Exercise description: Look through the data below. Show each line where the string "отчета" occurs.
>>>>
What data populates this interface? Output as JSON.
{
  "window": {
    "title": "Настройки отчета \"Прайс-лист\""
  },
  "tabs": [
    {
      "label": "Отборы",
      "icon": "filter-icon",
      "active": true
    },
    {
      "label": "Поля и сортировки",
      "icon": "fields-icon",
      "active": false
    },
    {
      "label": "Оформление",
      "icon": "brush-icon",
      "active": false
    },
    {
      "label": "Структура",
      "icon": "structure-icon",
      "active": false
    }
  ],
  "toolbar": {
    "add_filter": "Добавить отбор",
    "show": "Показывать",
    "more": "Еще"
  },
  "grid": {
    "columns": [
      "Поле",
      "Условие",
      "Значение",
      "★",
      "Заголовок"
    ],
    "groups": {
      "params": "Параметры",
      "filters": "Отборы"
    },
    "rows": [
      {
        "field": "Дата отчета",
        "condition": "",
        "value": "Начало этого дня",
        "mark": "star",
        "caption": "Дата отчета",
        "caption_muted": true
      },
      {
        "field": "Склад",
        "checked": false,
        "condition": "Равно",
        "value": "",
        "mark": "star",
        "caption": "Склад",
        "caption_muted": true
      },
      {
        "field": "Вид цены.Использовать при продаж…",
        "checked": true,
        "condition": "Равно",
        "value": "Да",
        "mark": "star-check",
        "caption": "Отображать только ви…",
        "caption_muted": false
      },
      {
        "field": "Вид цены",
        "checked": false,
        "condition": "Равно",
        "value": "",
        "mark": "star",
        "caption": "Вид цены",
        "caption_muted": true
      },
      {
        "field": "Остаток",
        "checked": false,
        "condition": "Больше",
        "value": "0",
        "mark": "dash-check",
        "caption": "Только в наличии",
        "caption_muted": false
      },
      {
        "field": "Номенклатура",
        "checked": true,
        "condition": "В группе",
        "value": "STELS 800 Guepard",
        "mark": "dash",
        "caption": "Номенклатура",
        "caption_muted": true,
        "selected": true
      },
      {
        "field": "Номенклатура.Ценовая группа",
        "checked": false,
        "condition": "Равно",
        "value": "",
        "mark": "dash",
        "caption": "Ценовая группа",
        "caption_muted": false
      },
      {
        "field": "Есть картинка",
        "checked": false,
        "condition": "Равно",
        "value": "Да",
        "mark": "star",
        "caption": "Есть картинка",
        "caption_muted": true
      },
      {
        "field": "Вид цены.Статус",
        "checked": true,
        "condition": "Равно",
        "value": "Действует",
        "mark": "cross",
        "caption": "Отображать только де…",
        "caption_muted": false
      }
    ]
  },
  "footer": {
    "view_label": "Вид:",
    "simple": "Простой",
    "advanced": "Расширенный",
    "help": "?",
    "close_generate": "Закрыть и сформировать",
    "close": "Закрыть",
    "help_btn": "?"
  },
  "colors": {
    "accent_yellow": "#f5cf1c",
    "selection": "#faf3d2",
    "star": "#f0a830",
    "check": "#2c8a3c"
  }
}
<<<<
Result below:
    "title": "Настройки отчета \"Прайс-лист\""
        "field": "Дата отчета",
        "caption": "Дата отчета",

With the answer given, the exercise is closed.